** RAW DATA **
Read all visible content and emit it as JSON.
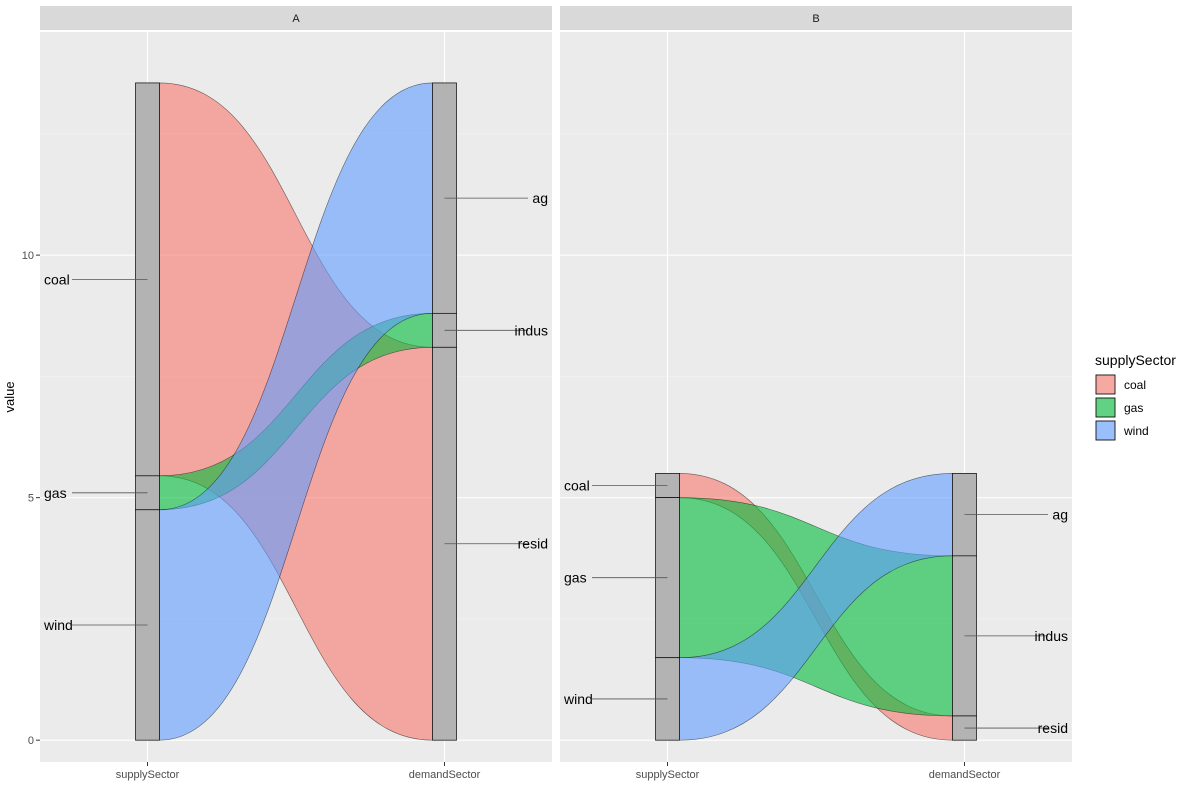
{
  "chart_data": {
    "type": "alluvial",
    "ylabel": "value",
    "yticks": [
      0,
      5,
      10
    ],
    "ylim": [
      -0.45,
      14.6
    ],
    "axes": [
      "supplySector",
      "demandSector"
    ],
    "legend": {
      "title": "supplySector",
      "position": "right",
      "items": [
        {
          "name": "coal",
          "color": "#F8766D"
        },
        {
          "name": "gas",
          "color": "#00BA38"
        },
        {
          "name": "wind",
          "color": "#619CFF"
        }
      ]
    },
    "panels": [
      {
        "strip": "A",
        "supply_order": [
          "coal",
          "gas",
          "wind"
        ],
        "demand_order": [
          "ag",
          "indus",
          "resid"
        ],
        "flows": [
          {
            "supply": "coal",
            "demand": "resid",
            "value": 8.1
          },
          {
            "supply": "gas",
            "demand": "indus",
            "value": 0.7
          },
          {
            "supply": "wind",
            "demand": "ag",
            "value": 4.75
          }
        ]
      },
      {
        "strip": "B",
        "supply_order": [
          "coal",
          "gas",
          "wind"
        ],
        "demand_order": [
          "ag",
          "indus",
          "resid"
        ],
        "flows": [
          {
            "supply": "coal",
            "demand": "resid",
            "value": 0.5
          },
          {
            "supply": "gas",
            "demand": "indus",
            "value": 3.3
          },
          {
            "supply": "wind",
            "demand": "ag",
            "value": 1.7
          }
        ]
      }
    ]
  }
}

** GIVEN TASK **
Quote every entry exactly, with the pictures omitted.

** SOLUTION **
Read all visible content and emit it as JSON.
{
  "chart_data": {
    "type": "alluvial",
    "ylabel": "value",
    "yticks": [
      0,
      5,
      10
    ],
    "ylim": [
      -0.45,
      14.6
    ],
    "axes": [
      "supplySector",
      "demandSector"
    ],
    "legend": {
      "title": "supplySector",
      "position": "right",
      "items": [
        {
          "name": "coal",
          "color": "#F8766D"
        },
        {
          "name": "gas",
          "color": "#00BA38"
        },
        {
          "name": "wind",
          "color": "#619CFF"
        }
      ]
    },
    "panels": [
      {
        "strip": "A",
        "supply_order": [
          "coal",
          "gas",
          "wind"
        ],
        "demand_order": [
          "ag",
          "indus",
          "resid"
        ],
        "flows": [
          {
            "supply": "coal",
            "demand": "resid",
            "value": 8.1
          },
          {
            "supply": "gas",
            "demand": "indus",
            "value": 0.7
          },
          {
            "supply": "wind",
            "demand": "ag",
            "value": 4.75
          }
        ]
      },
      {
        "strip": "B",
        "supply_order": [
          "coal",
          "gas",
          "wind"
        ],
        "demand_order": [
          "ag",
          "indus",
          "resid"
        ],
        "flows": [
          {
            "supply": "coal",
            "demand": "resid",
            "value": 0.5
          },
          {
            "supply": "gas",
            "demand": "indus",
            "value": 3.3
          },
          {
            "supply": "wind",
            "demand": "ag",
            "value": 1.7
          }
        ]
      }
    ]
  }
}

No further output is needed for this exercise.